══ Provided records

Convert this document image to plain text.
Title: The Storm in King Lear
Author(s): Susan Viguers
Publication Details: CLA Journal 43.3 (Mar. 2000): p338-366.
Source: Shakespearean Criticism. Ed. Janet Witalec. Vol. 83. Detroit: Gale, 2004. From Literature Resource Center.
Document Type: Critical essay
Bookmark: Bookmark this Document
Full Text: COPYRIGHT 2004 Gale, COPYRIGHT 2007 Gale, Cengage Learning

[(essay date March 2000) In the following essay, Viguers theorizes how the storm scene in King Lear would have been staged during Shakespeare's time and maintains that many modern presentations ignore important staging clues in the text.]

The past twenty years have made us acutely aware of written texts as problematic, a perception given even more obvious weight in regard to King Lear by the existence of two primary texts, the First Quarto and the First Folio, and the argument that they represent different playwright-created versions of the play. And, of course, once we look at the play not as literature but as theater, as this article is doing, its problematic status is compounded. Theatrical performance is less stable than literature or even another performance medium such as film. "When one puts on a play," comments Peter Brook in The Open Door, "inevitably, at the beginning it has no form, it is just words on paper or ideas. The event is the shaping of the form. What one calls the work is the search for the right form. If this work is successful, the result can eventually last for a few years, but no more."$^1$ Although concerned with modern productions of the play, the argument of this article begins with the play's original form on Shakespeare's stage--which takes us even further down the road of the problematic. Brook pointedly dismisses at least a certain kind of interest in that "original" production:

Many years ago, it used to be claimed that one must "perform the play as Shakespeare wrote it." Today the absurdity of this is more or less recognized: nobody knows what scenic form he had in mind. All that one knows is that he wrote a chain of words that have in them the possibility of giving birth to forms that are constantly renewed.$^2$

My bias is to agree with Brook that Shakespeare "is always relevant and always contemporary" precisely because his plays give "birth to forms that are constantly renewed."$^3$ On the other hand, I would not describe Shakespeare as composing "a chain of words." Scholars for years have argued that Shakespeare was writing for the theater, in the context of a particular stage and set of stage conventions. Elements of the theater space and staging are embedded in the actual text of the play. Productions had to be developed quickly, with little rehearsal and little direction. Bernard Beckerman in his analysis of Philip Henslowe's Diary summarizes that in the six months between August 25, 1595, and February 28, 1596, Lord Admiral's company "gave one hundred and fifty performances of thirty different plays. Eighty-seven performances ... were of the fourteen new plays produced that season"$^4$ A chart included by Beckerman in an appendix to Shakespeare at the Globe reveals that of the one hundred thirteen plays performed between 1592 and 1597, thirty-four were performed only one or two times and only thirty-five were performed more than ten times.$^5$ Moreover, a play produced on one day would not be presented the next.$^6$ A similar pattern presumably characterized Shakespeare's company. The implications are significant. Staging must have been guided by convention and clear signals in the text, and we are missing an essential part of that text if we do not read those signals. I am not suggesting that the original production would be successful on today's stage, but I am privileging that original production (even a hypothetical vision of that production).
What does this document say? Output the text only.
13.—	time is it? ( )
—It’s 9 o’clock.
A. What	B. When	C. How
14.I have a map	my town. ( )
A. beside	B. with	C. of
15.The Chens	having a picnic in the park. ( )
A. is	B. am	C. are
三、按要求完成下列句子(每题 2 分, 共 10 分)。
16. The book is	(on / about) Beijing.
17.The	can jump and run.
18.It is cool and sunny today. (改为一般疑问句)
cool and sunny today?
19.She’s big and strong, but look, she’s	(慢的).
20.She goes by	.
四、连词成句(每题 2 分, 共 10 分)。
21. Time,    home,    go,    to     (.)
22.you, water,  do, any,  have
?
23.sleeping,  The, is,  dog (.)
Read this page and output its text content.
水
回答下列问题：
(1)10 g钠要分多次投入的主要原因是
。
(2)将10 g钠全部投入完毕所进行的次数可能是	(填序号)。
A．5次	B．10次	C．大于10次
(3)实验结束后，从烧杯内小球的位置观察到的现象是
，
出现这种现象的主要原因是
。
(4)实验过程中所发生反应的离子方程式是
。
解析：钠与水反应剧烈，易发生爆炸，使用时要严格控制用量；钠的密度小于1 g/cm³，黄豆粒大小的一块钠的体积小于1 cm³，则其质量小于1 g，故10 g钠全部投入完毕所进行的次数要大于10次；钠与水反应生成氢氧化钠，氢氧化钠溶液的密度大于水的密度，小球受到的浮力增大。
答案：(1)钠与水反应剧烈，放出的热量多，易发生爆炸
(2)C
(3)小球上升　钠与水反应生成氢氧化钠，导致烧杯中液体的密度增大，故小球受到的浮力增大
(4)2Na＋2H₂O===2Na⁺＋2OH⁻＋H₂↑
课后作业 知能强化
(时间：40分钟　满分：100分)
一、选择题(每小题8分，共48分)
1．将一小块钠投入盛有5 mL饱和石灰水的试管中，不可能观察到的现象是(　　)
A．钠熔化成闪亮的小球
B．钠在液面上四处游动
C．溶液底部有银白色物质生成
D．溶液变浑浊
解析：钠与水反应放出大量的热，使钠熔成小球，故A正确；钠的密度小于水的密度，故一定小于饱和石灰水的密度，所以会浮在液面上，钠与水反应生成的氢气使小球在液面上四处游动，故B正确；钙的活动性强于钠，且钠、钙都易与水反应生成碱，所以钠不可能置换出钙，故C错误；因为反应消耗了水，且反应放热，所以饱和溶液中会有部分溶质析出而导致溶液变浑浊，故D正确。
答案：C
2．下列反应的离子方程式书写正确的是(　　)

════

Give only the number of lines in the entries above that contain the string "钠与水反应生成氢氧化钠".

2